## Begin Provided data

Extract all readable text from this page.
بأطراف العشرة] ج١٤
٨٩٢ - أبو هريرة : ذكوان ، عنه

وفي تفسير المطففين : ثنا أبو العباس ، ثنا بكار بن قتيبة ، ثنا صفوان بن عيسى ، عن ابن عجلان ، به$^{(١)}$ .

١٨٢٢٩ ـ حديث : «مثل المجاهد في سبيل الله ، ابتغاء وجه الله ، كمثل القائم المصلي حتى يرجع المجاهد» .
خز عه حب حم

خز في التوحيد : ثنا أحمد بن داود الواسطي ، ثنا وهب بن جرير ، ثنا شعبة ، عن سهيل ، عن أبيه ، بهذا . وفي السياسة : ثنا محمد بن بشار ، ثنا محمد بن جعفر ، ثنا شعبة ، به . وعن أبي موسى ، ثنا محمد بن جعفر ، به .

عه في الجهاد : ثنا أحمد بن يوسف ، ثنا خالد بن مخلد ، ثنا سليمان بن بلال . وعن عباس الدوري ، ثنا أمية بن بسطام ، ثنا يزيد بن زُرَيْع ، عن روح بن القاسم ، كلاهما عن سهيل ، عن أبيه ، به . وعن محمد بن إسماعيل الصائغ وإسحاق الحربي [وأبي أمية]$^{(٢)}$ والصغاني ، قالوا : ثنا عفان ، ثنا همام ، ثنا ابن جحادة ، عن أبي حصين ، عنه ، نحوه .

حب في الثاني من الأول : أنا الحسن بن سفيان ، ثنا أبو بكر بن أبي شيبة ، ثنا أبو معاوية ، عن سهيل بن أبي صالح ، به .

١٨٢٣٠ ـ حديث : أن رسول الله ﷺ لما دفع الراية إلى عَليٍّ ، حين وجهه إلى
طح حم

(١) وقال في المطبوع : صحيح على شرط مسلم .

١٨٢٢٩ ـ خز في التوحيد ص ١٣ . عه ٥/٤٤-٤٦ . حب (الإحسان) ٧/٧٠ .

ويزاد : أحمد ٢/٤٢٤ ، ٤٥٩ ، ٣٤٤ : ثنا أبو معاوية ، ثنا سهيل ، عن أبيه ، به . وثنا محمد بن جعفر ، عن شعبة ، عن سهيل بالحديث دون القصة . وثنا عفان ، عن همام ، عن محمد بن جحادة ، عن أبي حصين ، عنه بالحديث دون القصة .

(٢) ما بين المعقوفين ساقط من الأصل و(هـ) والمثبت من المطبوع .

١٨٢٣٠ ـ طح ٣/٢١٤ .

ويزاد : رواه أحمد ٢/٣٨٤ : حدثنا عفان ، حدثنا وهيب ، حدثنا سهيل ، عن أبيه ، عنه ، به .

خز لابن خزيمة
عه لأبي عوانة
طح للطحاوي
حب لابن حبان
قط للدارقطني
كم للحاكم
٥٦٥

## End Provided data

**Task statement:** Return every record above exactly as it appears.

**Written reply:**
Extract all readable text from this page.
بأطراف العشرة] ج١٤
٨٩٢ - أبو هريرة : ذكوان ، عنه

وفي تفسير المطففين : ثنا أبو العباس ، ثنا بكار بن قتيبة ، ثنا صفوان بن عيسى ، عن ابن عجلان ، به$^{(١)}$ .

١٨٢٢٩ ـ حديث : «مثل المجاهد في سبيل الله ، ابتغاء وجه الله ، كمثل القائم المصلي حتى يرجع المجاهد» .
خز عه حب حم

خز في التوحيد : ثنا أحمد بن داود الواسطي ، ثنا وهب بن جرير ، ثنا شعبة ، عن سهيل ، عن أبيه ، بهذا . وفي السياسة : ثنا محمد بن بشار ، ثنا محمد بن جعفر ، ثنا شعبة ، به . وعن أبي موسى ، ثنا محمد بن جعفر ، به .

عه في الجهاد : ثنا أحمد بن يوسف ، ثنا خالد بن مخلد ، ثنا سليمان بن بلال . وعن عباس الدوري ، ثنا أمية بن بسطام ، ثنا يزيد بن زُرَيْع ، عن روح بن القاسم ، كلاهما عن سهيل ، عن أبيه ، به . وعن محمد بن إسماعيل الصائغ وإسحاق الحربي [وأبي أمية]$^{(٢)}$ والصغاني ، قالوا : ثنا عفان ، ثنا همام ، ثنا ابن جحادة ، عن أبي حصين ، عنه ، نحوه .

حب في الثاني من الأول : أنا الحسن بن سفيان ، ثنا أبو بكر بن أبي شيبة ، ثنا أبو معاوية ، عن سهيل بن أبي صالح ، به .

١٨٢٣٠ ـ حديث : أن رسول الله ﷺ لما دفع الراية إلى عَليٍّ ، حين وجهه إلى
طح حم

(١) وقال في المطبوع : صحيح على شرط مسلم .

١٨٢٢٩ ـ خز في التوحيد ص ١٣ . عه ٥/٤٤-٤٦ . حب (الإحسان) ٧/٧٠ .

ويزاد : أحمد ٢/٤٢٤ ، ٤٥٩ ، ٣٤٤ : ثنا أبو معاوية ، ثنا سهيل ، عن أبيه ، به . وثنا محمد بن جعفر ، عن شعبة ، عن سهيل بالحديث دون القصة . وثنا عفان ، عن همام ، عن محمد بن جحادة ، عن أبي حصين ، عنه بالحديث دون القصة .

(٢) ما بين المعقوفين ساقط من الأصل و(هـ) والمثبت من المطبوع .

١٨٢٣٠ ـ طح ٣/٢١٤ .

ويزاد : رواه أحمد ٢/٣٨٤ : حدثنا عفان ، حدثنا وهيب ، حدثنا سهيل ، عن أبيه ، عنه ، به .

خز لابن خزيمة
عه لأبي عوانة
طح للطحاوي
حب لابن حبان
قط للدارقطني
كم للحاكم
٥٦٥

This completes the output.